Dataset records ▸

.....

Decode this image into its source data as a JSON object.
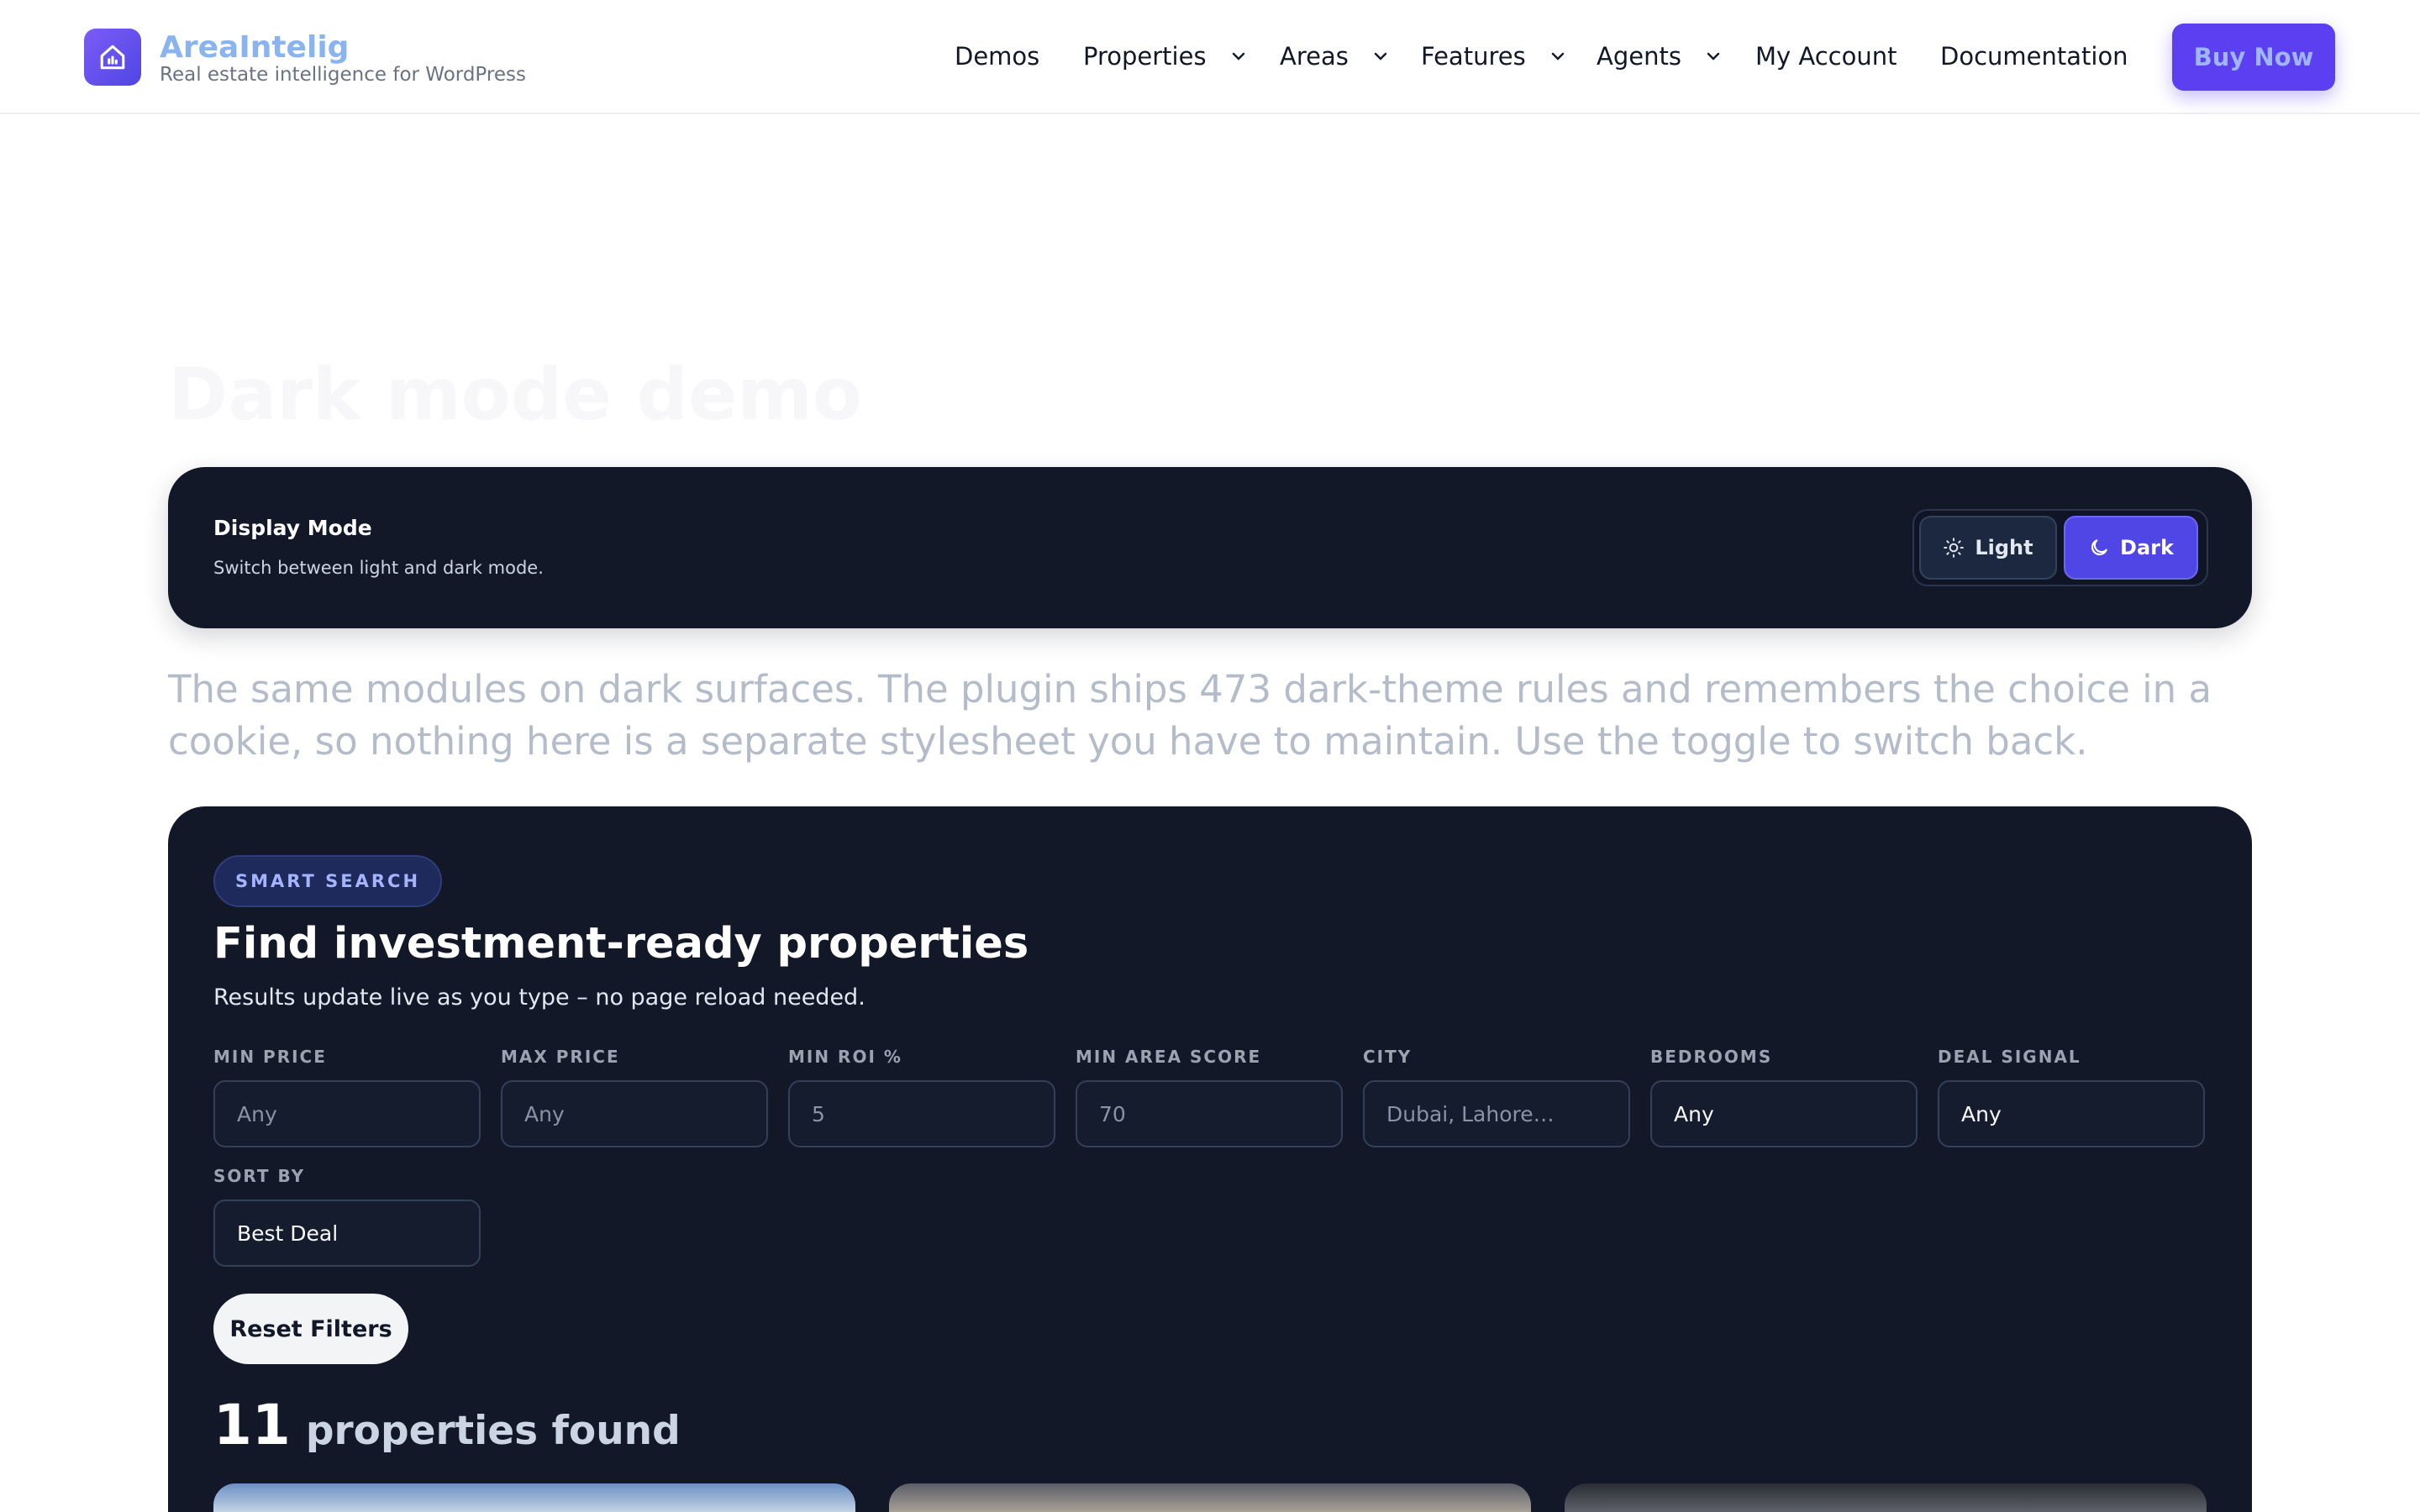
{
  "brand": {
    "name": "AreaIntelig",
    "tagline": "Real estate intelligence for WordPress"
  },
  "nav": {
    "items": [
      {
        "label": "Demos",
        "dropdown": false
      },
      {
        "label": "Properties",
        "dropdown": true
      },
      {
        "label": "Areas",
        "dropdown": true
      },
      {
        "label": "Features",
        "dropdown": true
      },
      {
        "label": "Agents",
        "dropdown": true
      },
      {
        "label": "My Account",
        "dropdown": false
      },
      {
        "label": "Documentation",
        "dropdown": false
      }
    ],
    "cta_label": "Buy Now"
  },
  "page": {
    "title": "Dark mode demo"
  },
  "display_mode": {
    "title": "Display Mode",
    "subtitle": "Switch between light and dark mode.",
    "light_label": "Light",
    "dark_label": "Dark",
    "active": "Dark"
  },
  "intro": "The same modules on dark surfaces. The plugin ships 473 dark-theme rules and remembers the choice in a cookie, so nothing here is a separate stylesheet you have to maintain. Use the toggle to switch back.",
  "search": {
    "badge": "SMART SEARCH",
    "title": "Find investment-ready properties",
    "subtitle": "Results update live as you type – no page reload needed.",
    "fields": [
      {
        "label": "MIN PRICE",
        "value": "",
        "placeholder": "Any"
      },
      {
        "label": "MAX PRICE",
        "value": "",
        "placeholder": "Any"
      },
      {
        "label": "MIN ROI %",
        "value": "",
        "placeholder": "5"
      },
      {
        "label": "MIN AREA SCORE",
        "value": "",
        "placeholder": "70"
      },
      {
        "label": "CITY",
        "value": "",
        "placeholder": "Dubai, Lahore…"
      },
      {
        "label": "BEDROOMS",
        "value": "Any",
        "placeholder": ""
      },
      {
        "label": "DEAL SIGNAL",
        "value": "Any",
        "placeholder": ""
      }
    ],
    "sort": {
      "label": "SORT BY",
      "value": "Best Deal"
    },
    "reset_label": "Reset Filters",
    "results_count": "11",
    "results_text": "properties found"
  },
  "colors": {
    "accent": "#5b3ff0",
    "card_bg": "#121827",
    "brand_text": "#8ab4f0"
  },
  "icons": [
    "home-icon",
    "chevron-down-icon",
    "sun-icon",
    "moon-icon"
  ]
}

.....

TO DO ▸ Write out the whole listing exactly, and drop the pictures.

RESPONSE FOR THIS EXERCISE ▸
Decode this image into its source data as a JSON object.
{
  "brand": {
    "name": "AreaIntelig",
    "tagline": "Real estate intelligence for WordPress"
  },
  "nav": {
    "items": [
      {
        "label": "Demos",
        "dropdown": false
      },
      {
        "label": "Properties",
        "dropdown": true
      },
      {
        "label": "Areas",
        "dropdown": true
      },
      {
        "label": "Features",
        "dropdown": true
      },
      {
        "label": "Agents",
        "dropdown": true
      },
      {
        "label": "My Account",
        "dropdown": false
      },
      {
        "label": "Documentation",
        "dropdown": false
      }
    ],
    "cta_label": "Buy Now"
  },
  "page": {
    "title": "Dark mode demo"
  },
  "display_mode": {
    "title": "Display Mode",
    "subtitle": "Switch between light and dark mode.",
    "light_label": "Light",
    "dark_label": "Dark",
    "active": "Dark"
  },
  "intro": "The same modules on dark surfaces. The plugin ships 473 dark-theme rules and remembers the choice in a cookie, so nothing here is a separate stylesheet you have to maintain. Use the toggle to switch back.",
  "search": {
    "badge": "SMART SEARCH",
    "title": "Find investment-ready properties",
    "subtitle": "Results update live as you type – no page reload needed.",
    "fields": [
      {
        "label": "MIN PRICE",
        "value": "",
        "placeholder": "Any"
      },
      {
        "label": "MAX PRICE",
        "value": "",
        "placeholder": "Any"
      },
      {
        "label": "MIN ROI %",
        "value": "",
        "placeholder": "5"
      },
      {
        "label": "MIN AREA SCORE",
        "value": "",
        "placeholder": "70"
      },
      {
        "label": "CITY",
        "value": "",
        "placeholder": "Dubai, Lahore…"
      },
      {
        "label": "BEDROOMS",
        "value": "Any",
        "placeholder": ""
      },
      {
        "label": "DEAL SIGNAL",
        "value": "Any",
        "placeholder": ""
      }
    ],
    "sort": {
      "label": "SORT BY",
      "value": "Best Deal"
    },
    "reset_label": "Reset Filters",
    "results_count": "11",
    "results_text": "properties found"
  },
  "colors": {
    "accent": "#5b3ff0",
    "card_bg": "#121827",
    "brand_text": "#8ab4f0"
  },
  "icons": [
    "home-icon",
    "chevron-down-icon",
    "sun-icon",
    "moon-icon"
  ]
}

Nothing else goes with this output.